-------- Input data --------

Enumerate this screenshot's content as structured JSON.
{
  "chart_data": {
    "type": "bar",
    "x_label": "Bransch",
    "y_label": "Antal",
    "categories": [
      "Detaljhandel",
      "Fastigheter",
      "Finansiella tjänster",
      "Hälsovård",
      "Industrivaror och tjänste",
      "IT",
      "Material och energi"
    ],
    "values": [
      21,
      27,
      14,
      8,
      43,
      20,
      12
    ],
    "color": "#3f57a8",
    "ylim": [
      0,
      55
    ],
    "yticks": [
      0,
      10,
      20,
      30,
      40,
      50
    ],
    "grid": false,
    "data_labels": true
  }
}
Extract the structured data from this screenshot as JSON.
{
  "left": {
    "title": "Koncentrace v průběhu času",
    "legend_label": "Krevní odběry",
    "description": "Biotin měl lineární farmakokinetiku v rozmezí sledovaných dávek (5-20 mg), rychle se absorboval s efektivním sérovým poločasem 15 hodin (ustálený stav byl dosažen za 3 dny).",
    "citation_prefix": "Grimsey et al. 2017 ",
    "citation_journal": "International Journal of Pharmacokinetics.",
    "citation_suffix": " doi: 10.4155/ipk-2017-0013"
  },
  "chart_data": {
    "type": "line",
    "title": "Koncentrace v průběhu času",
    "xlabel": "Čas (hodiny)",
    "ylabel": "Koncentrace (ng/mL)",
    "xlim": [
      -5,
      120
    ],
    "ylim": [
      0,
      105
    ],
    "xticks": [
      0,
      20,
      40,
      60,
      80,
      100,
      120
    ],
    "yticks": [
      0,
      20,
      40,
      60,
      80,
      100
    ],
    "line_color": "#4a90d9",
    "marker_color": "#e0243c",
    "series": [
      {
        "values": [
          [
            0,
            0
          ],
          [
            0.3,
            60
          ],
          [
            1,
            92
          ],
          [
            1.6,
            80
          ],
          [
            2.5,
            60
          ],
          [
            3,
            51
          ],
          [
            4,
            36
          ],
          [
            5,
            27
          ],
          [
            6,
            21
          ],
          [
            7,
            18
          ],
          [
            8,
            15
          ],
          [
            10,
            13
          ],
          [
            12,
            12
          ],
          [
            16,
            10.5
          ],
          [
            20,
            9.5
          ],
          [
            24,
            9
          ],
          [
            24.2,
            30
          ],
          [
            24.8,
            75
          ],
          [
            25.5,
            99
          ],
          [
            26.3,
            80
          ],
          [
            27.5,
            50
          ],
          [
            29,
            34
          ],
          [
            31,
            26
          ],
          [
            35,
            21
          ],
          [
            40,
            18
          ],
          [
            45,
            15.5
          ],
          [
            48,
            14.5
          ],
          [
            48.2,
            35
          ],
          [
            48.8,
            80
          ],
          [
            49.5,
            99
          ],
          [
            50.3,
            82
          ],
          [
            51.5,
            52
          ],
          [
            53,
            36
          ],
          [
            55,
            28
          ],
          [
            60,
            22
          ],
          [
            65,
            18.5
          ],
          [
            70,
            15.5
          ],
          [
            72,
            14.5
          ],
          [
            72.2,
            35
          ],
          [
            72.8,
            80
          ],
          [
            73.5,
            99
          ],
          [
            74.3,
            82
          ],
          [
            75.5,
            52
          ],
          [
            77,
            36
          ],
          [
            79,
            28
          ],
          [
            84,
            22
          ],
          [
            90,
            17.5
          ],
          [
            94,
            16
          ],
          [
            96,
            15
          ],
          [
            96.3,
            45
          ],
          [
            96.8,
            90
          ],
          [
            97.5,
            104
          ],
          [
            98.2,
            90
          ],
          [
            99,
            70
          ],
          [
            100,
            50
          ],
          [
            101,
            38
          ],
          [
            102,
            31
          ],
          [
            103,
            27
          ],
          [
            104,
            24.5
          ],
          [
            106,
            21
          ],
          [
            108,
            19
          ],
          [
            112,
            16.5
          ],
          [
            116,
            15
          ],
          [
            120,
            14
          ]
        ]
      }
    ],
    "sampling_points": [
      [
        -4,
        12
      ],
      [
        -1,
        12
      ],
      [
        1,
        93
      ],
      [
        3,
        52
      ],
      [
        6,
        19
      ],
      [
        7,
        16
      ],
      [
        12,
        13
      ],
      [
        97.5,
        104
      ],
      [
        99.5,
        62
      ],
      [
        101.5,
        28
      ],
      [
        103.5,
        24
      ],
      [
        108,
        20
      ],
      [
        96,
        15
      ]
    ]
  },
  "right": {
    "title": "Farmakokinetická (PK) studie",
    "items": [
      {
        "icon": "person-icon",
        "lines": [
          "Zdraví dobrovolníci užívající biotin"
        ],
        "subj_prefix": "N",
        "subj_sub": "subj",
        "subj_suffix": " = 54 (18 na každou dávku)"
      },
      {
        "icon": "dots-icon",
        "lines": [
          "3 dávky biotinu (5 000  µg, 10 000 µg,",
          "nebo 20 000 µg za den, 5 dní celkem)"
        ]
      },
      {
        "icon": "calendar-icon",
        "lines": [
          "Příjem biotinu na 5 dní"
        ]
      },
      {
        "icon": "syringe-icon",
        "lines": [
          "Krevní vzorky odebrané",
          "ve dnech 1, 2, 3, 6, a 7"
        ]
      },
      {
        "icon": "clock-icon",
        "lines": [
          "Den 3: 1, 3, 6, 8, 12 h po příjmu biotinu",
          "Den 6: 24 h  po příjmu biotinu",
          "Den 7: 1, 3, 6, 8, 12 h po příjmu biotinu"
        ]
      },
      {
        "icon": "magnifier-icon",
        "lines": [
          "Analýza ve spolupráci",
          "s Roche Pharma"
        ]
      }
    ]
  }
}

--------

• [Exercise requirements]: Extract from the material all lines containing the string "příjmu".

• [Exercise output]:
          "Den 3: 1, 3, 6, 8, 12 h po příjmu biotinu",
          "Den 6: 24 h  po příjmu biotinu",
          "Den 7: 1, 3, 6, 8, 12 h po příjmu biotinu"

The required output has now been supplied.